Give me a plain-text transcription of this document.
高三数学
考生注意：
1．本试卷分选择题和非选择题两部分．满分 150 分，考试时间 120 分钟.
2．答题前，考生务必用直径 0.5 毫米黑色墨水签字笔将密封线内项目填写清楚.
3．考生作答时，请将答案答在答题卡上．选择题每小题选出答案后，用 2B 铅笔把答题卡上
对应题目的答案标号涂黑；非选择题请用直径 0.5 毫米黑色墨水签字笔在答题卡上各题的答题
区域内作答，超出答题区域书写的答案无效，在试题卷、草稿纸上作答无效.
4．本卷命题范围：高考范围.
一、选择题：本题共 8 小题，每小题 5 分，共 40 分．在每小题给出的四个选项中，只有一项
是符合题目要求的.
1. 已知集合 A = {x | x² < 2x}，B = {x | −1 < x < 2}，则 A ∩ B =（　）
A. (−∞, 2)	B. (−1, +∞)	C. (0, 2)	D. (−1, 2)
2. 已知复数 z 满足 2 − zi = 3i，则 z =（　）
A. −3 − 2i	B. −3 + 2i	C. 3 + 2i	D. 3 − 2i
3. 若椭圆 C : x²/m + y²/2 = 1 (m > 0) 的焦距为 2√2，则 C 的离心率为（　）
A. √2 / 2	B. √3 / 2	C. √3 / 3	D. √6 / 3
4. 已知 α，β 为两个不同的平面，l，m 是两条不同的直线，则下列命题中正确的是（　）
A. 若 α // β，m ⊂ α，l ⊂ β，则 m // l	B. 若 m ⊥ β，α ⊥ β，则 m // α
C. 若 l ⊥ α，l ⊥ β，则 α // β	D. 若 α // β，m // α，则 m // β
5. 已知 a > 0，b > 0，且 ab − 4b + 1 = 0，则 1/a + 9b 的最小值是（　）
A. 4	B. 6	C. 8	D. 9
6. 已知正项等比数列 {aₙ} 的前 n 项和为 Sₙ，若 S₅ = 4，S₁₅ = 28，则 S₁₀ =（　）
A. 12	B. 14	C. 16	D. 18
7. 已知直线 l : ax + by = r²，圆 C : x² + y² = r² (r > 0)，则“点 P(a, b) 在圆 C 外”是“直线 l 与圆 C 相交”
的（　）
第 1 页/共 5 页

- - -

Requirement:
Copy out the whole listing, exactly as written.

Result of the task:
Give me a plain-text transcription of this document.
高三数学
考生注意：
1．本试卷分选择题和非选择题两部分．满分 150 分，考试时间 120 分钟.
2．答题前，考生务必用直径 0.5 毫米黑色墨水签字笔将密封线内项目填写清楚.
3．考生作答时，请将答案答在答题卡上．选择题每小题选出答案后，用 2B 铅笔把答题卡上
对应题目的答案标号涂黑；非选择题请用直径 0.5 毫米黑色墨水签字笔在答题卡上各题的答题
区域内作答，超出答题区域书写的答案无效，在试题卷、草稿纸上作答无效.
4．本卷命题范围：高考范围.
一、选择题：本题共 8 小题，每小题 5 分，共 40 分．在每小题给出的四个选项中，只有一项
是符合题目要求的.
1. 已知集合 A = {x | x² < 2x}，B = {x | −1 < x < 2}，则 A ∩ B =（　）
A. (−∞, 2)	B. (−1, +∞)	C. (0, 2)	D. (−1, 2)
2. 已知复数 z 满足 2 − zi = 3i，则 z =（　）
A. −3 − 2i	B. −3 + 2i	C. 3 + 2i	D. 3 − 2i
3. 若椭圆 C : x²/m + y²/2 = 1 (m > 0) 的焦距为 2√2，则 C 的离心率为（　）
A. √2 / 2	B. √3 / 2	C. √3 / 3	D. √6 / 3
4. 已知 α，β 为两个不同的平面，l，m 是两条不同的直线，则下列命题中正确的是（　）
A. 若 α // β，m ⊂ α，l ⊂ β，则 m // l	B. 若 m ⊥ β，α ⊥ β，则 m // α
C. 若 l ⊥ α，l ⊥ β，则 α // β	D. 若 α // β，m // α，则 m // β
5. 已知 a > 0，b > 0，且 ab − 4b + 1 = 0，则 1/a + 9b 的最小值是（　）
A. 4	B. 6	C. 8	D. 9
6. 已知正项等比数列 {aₙ} 的前 n 项和为 Sₙ，若 S₅ = 4，S₁₅ = 28，则 S₁₀ =（　）
A. 12	B. 14	C. 16	D. 18
7. 已知直线 l : ax + by = r²，圆 C : x² + y² = r² (r > 0)，则“点 P(a, b) 在圆 C 外”是“直线 l 与圆 C 相交”
的（　）
第 1 页/共 5 页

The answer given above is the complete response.